— EXERCISE OBJECTIVE —
Each entry below should be returned exactly as is, with the pictures removed.

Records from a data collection
────────────────────

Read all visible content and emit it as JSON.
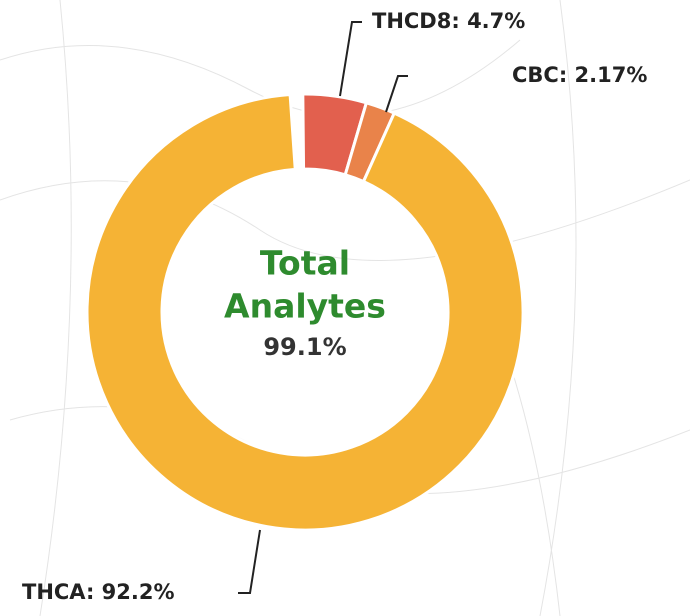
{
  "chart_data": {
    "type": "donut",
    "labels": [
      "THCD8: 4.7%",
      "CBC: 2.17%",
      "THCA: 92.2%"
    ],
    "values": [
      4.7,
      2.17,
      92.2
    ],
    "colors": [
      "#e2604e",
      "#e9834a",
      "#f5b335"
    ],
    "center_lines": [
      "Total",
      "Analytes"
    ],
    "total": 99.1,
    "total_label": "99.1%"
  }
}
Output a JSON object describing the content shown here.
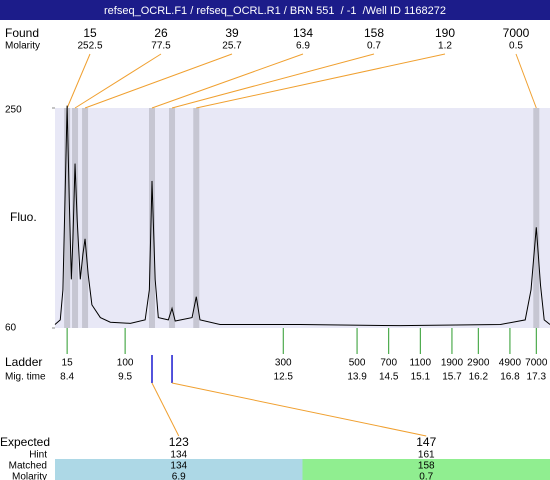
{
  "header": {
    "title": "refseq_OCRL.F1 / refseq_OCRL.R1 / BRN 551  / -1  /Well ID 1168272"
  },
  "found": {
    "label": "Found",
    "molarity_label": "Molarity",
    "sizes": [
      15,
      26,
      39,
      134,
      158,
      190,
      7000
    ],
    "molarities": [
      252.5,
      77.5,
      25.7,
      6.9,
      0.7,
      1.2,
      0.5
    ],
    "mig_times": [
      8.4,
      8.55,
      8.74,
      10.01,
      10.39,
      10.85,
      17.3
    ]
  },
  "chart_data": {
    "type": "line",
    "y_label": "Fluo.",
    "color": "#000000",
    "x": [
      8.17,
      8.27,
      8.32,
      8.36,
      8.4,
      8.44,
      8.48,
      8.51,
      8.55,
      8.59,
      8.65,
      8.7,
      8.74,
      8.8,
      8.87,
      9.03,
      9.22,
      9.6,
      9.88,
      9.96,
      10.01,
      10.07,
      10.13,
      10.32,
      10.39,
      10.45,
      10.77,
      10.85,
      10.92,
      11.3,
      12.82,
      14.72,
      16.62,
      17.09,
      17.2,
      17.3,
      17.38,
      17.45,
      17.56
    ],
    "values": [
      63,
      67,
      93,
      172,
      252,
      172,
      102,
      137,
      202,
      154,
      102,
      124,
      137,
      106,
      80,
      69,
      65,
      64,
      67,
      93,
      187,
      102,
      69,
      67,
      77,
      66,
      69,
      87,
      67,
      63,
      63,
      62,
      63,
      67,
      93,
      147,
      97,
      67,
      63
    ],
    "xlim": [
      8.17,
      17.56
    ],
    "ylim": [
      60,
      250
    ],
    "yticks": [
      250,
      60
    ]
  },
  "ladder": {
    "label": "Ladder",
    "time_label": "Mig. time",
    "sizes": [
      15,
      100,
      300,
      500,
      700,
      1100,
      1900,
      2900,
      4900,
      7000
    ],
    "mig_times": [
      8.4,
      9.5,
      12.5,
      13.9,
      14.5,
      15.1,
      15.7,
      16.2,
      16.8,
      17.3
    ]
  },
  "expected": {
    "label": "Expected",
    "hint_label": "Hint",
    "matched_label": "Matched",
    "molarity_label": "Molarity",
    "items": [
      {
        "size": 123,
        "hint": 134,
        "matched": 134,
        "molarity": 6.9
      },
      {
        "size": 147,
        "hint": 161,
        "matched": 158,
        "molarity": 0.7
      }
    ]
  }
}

────────────────────

— RESPONSE TO THE EXERCISE —
Read all visible content and emit it as JSON.
{
  "chart_data": {
    "type": "donut",
    "labels": [
      "THCD8: 4.7%",
      "CBC: 2.17%",
      "THCA: 92.2%"
    ],
    "values": [
      4.7,
      2.17,
      92.2
    ],
    "colors": [
      "#e2604e",
      "#e9834a",
      "#f5b335"
    ],
    "center_lines": [
      "Total",
      "Analytes"
    ],
    "total": 99.1,
    "total_label": "99.1%"
  }
}
Output a JSON object describing the content shown here.
{
  "header": {
    "title": "refseq_OCRL.F1 / refseq_OCRL.R1 / BRN 551  / -1  /Well ID 1168272"
  },
  "found": {
    "label": "Found",
    "molarity_label": "Molarity",
    "sizes": [
      15,
      26,
      39,
      134,
      158,
      190,
      7000
    ],
    "molarities": [
      252.5,
      77.5,
      25.7,
      6.9,
      0.7,
      1.2,
      0.5
    ],
    "mig_times": [
      8.4,
      8.55,
      8.74,
      10.01,
      10.39,
      10.85,
      17.3
    ]
  },
  "chart_data": {
    "type": "line",
    "y_label": "Fluo.",
    "color": "#000000",
    "x": [
      8.17,
      8.27,
      8.32,
      8.36,
      8.4,
      8.44,
      8.48,
      8.51,
      8.55,
      8.59,
      8.65,
      8.7,
      8.74,
      8.8,
      8.87,
      9.03,
      9.22,
      9.6,
      9.88,
      9.96,
      10.01,
      10.07,
      10.13,
      10.32,
      10.39,
      10.45,
      10.77,
      10.85,
      10.92,
      11.3,
      12.82,
      14.72,
      16.62,
      17.09,
      17.2,
      17.3,
      17.38,
      17.45,
      17.56
    ],
    "values": [
      63,
      67,
      93,
      172,
      252,
      172,
      102,
      137,
      202,
      154,
      102,
      124,
      137,
      106,
      80,
      69,
      65,
      64,
      67,
      93,
      187,
      102,
      69,
      67,
      77,
      66,
      69,
      87,
      67,
      63,
      63,
      62,
      63,
      67,
      93,
      147,
      97,
      67,
      63
    ],
    "xlim": [
      8.17,
      17.56
    ],
    "ylim": [
      60,
      250
    ],
    "yticks": [
      250,
      60
    ]
  },
  "ladder": {
    "label": "Ladder",
    "time_label": "Mig. time",
    "sizes": [
      15,
      100,
      300,
      500,
      700,
      1100,
      1900,
      2900,
      4900,
      7000
    ],
    "mig_times": [
      8.4,
      9.5,
      12.5,
      13.9,
      14.5,
      15.1,
      15.7,
      16.2,
      16.8,
      17.3
    ]
  },
  "expected": {
    "label": "Expected",
    "hint_label": "Hint",
    "matched_label": "Matched",
    "molarity_label": "Molarity",
    "items": [
      {
        "size": 123,
        "hint": 134,
        "matched": 134,
        "molarity": 6.9
      },
      {
        "size": 147,
        "hint": 161,
        "matched": 158,
        "molarity": 0.7
      }
    ]
  }
}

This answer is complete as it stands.